#### [GIVEN TASK]
Wherever the string "ylabel" appears in the listing, copy that line.

#### [ROWS]
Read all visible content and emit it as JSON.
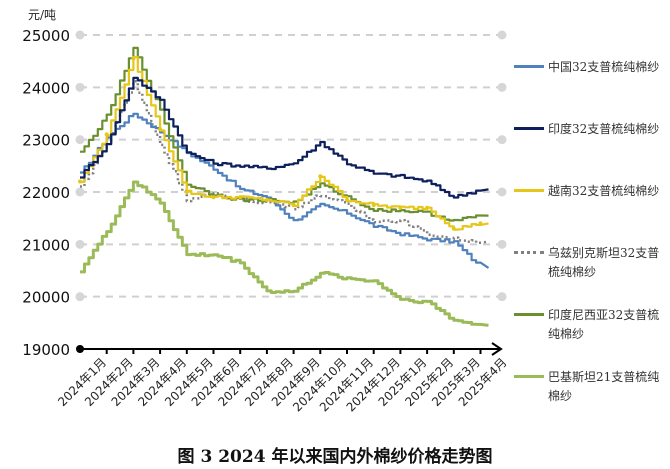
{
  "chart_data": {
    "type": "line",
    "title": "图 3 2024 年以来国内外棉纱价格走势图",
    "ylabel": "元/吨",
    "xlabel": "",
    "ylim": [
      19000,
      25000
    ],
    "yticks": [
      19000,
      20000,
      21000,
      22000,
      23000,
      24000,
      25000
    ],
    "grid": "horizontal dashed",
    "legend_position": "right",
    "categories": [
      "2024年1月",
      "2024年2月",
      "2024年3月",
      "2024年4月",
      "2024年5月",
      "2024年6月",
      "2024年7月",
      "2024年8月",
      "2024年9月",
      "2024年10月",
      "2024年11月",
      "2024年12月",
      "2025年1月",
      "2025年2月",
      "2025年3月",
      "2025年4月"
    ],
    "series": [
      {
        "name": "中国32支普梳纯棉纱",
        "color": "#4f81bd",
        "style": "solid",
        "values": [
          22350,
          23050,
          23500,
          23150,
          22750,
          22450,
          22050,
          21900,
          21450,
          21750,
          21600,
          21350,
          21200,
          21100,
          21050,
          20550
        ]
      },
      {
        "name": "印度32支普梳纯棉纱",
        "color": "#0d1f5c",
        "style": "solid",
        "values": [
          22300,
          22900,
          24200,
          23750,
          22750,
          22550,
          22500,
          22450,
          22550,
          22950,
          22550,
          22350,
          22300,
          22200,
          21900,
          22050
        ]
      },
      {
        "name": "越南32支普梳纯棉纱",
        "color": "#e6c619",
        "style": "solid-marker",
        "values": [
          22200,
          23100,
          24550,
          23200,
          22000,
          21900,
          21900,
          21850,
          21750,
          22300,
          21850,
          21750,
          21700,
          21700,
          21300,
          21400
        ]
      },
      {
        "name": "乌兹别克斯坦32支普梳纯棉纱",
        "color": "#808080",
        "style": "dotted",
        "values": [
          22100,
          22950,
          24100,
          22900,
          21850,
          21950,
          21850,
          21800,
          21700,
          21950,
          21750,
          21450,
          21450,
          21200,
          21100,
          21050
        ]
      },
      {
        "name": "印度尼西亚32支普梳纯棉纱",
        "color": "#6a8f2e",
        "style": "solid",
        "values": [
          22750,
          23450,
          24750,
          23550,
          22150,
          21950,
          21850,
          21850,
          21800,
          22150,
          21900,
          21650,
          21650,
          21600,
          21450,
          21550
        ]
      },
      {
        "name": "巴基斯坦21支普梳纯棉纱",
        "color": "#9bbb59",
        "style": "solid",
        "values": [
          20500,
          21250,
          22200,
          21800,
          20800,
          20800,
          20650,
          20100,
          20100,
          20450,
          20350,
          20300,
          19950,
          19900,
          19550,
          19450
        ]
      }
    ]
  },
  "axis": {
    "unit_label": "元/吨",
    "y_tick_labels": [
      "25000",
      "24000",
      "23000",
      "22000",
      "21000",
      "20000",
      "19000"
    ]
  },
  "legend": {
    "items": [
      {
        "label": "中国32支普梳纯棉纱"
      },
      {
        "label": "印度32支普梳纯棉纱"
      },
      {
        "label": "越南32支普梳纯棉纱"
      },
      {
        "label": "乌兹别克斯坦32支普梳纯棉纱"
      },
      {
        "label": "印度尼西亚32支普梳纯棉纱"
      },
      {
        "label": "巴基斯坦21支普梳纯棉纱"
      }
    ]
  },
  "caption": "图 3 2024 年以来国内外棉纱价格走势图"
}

* * *

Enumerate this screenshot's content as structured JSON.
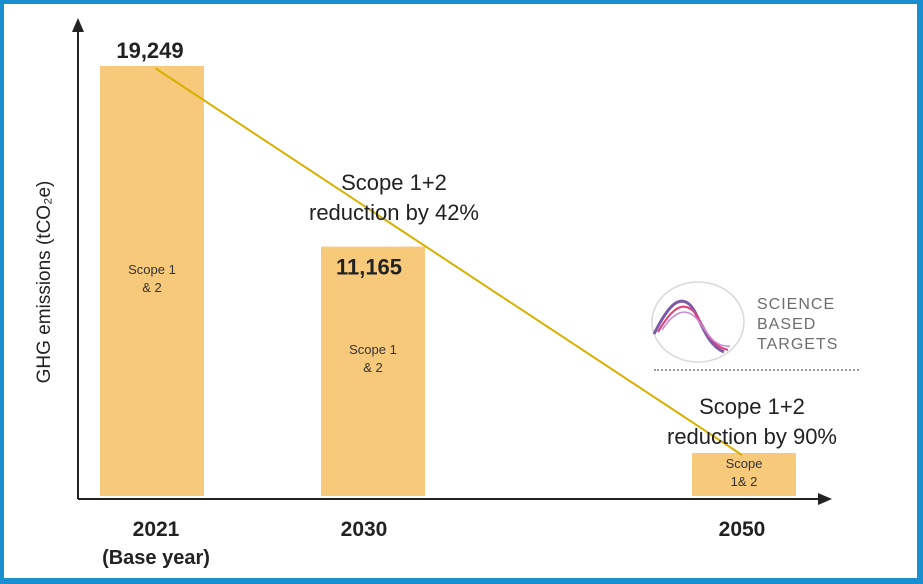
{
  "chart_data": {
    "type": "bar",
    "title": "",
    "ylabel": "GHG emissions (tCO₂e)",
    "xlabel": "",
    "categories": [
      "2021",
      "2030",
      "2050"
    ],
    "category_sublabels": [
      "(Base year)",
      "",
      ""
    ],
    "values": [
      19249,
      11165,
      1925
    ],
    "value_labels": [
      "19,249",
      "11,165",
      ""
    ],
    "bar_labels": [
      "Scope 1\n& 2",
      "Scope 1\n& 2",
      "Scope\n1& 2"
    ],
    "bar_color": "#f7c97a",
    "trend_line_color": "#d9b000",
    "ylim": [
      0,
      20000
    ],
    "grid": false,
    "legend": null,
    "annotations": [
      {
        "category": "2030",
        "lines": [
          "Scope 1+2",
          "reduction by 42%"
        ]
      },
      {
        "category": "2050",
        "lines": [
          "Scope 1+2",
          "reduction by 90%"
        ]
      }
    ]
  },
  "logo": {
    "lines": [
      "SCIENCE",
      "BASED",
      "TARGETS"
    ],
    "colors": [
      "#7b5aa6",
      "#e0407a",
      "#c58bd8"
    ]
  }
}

* * *

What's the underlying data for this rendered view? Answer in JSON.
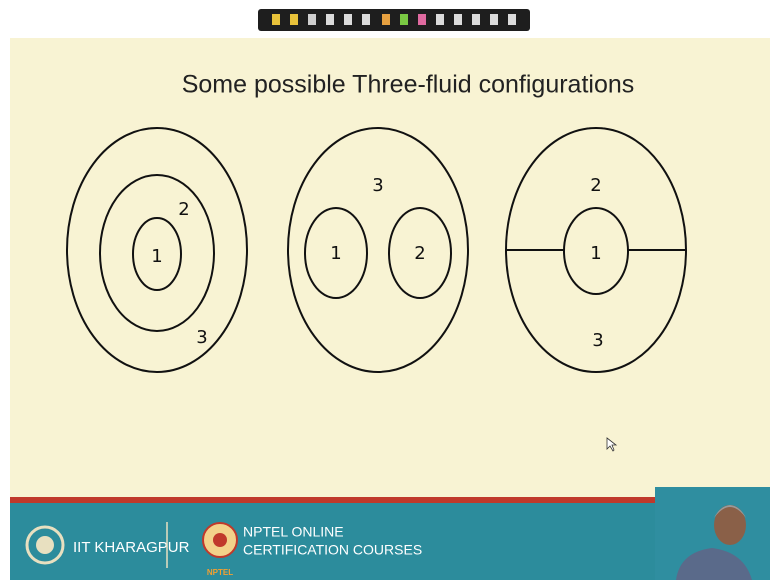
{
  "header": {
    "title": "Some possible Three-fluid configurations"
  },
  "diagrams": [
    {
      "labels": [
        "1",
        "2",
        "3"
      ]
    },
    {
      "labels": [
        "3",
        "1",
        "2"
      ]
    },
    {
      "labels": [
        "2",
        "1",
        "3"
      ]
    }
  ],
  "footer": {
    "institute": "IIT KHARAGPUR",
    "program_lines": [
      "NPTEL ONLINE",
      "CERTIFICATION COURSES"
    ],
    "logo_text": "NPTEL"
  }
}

#### [WORKED SOLUTION]
    "ylabel": "元/吨",
    "ylabel": "GHG emissions (tCO₂e)",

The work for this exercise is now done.